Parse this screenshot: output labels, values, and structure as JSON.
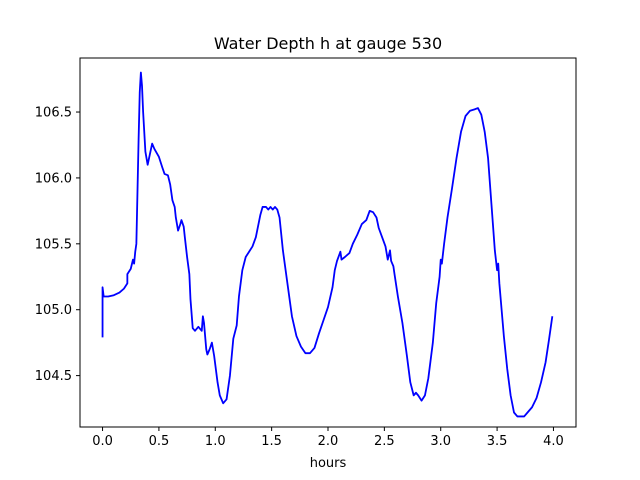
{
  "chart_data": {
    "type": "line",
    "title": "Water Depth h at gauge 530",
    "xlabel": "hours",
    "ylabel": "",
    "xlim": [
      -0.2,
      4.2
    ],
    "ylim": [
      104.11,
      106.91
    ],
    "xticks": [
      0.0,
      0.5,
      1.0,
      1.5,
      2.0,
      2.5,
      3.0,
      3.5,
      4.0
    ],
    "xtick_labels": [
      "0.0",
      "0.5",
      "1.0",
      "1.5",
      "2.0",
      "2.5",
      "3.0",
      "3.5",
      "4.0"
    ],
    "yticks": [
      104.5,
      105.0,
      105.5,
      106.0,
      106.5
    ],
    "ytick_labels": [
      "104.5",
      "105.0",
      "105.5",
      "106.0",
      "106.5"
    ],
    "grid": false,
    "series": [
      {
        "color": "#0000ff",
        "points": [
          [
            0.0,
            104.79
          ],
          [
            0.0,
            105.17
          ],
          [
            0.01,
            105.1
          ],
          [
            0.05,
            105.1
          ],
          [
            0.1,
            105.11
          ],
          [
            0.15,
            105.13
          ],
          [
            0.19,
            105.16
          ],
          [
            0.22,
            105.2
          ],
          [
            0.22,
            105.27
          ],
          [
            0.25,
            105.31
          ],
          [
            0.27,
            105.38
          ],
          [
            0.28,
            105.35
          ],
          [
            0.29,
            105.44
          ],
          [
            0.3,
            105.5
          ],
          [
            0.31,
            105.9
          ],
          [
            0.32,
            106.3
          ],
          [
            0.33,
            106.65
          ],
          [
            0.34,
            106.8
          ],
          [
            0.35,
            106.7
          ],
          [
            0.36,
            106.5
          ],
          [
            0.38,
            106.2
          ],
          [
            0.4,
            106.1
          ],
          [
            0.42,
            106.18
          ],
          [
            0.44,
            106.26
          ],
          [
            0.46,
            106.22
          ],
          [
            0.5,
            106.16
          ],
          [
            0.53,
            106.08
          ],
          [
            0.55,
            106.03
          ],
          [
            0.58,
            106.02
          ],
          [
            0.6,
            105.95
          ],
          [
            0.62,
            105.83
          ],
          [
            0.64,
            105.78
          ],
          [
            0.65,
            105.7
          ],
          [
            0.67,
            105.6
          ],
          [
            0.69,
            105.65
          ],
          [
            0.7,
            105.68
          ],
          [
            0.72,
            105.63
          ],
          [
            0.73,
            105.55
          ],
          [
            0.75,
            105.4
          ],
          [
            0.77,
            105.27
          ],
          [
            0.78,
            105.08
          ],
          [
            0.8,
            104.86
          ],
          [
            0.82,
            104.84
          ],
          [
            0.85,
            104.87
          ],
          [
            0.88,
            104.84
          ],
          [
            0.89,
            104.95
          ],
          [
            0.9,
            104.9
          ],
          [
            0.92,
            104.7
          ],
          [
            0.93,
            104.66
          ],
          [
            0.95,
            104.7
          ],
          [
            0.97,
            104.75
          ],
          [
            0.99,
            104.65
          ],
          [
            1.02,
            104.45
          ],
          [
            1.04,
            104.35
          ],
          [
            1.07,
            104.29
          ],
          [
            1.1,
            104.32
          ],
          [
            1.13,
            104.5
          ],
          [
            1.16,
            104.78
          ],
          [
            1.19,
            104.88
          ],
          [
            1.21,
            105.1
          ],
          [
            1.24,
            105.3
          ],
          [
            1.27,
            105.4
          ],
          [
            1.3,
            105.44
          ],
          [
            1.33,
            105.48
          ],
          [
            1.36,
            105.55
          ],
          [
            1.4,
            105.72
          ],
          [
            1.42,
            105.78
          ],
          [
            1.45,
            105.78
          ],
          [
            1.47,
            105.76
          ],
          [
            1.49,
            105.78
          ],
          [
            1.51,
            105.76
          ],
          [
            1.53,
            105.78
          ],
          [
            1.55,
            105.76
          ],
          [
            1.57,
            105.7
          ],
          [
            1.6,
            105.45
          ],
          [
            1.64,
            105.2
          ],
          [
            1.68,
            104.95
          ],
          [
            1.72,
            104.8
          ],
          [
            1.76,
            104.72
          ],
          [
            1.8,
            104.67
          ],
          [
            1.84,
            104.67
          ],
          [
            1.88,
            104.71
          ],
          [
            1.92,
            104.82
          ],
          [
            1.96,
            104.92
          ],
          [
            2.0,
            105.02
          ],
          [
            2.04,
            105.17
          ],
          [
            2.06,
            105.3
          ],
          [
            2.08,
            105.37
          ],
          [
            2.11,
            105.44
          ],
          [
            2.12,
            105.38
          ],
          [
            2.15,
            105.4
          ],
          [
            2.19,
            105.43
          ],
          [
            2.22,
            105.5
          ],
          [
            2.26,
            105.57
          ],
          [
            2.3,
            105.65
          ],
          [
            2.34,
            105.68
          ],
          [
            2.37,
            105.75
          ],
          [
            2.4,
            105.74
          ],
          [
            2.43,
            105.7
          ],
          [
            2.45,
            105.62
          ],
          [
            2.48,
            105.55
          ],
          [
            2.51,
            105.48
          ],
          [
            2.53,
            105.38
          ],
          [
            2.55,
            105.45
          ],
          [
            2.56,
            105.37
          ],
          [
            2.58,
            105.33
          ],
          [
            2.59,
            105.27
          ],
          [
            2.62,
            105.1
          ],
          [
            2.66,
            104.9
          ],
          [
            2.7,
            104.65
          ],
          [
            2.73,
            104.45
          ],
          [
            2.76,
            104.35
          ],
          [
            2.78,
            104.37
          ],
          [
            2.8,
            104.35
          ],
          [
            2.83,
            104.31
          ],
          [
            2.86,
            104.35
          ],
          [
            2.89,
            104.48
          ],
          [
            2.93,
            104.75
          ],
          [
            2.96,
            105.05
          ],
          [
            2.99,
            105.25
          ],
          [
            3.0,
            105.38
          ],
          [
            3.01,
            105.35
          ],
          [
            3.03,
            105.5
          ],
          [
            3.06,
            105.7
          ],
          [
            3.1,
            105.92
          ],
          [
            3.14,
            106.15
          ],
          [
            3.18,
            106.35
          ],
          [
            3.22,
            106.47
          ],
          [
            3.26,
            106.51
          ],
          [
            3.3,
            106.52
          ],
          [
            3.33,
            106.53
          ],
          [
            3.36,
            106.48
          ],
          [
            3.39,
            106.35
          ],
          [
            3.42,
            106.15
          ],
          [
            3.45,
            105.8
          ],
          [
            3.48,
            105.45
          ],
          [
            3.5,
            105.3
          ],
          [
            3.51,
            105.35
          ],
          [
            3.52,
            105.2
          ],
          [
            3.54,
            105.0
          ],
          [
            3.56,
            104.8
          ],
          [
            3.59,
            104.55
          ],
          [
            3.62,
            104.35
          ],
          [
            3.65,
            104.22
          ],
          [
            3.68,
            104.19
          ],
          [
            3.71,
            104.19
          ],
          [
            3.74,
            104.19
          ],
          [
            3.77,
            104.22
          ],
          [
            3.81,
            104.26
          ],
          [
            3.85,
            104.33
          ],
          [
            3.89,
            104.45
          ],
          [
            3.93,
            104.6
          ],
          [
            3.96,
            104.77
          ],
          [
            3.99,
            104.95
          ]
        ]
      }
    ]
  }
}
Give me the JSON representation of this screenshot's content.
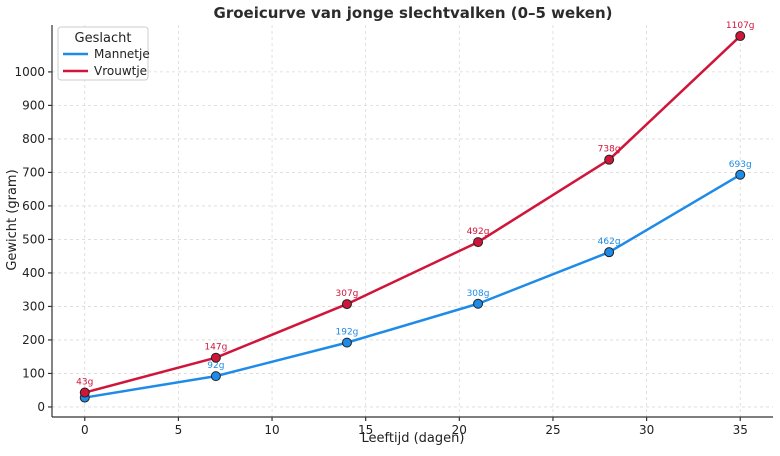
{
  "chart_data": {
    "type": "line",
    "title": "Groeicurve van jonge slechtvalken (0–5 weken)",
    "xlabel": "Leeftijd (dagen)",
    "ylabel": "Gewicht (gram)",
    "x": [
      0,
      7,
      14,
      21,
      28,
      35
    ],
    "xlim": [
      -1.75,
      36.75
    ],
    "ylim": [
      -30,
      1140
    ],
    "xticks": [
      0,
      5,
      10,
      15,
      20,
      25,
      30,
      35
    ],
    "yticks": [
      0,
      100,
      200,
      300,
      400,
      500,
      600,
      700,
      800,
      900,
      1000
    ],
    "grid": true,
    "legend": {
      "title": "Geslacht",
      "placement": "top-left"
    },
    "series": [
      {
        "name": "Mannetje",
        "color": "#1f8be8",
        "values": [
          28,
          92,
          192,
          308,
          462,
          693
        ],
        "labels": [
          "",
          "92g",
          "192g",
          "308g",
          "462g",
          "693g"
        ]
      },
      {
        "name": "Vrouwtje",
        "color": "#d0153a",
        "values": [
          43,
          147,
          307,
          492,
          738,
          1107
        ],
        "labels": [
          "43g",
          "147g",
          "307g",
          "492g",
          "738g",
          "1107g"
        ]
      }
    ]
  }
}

════

#### Set problem:
Copy out every line holding the string "xlabel".

#### The solution:
    "xlabel": "hours",
    "xlabel": "Leeftijd (dagen)",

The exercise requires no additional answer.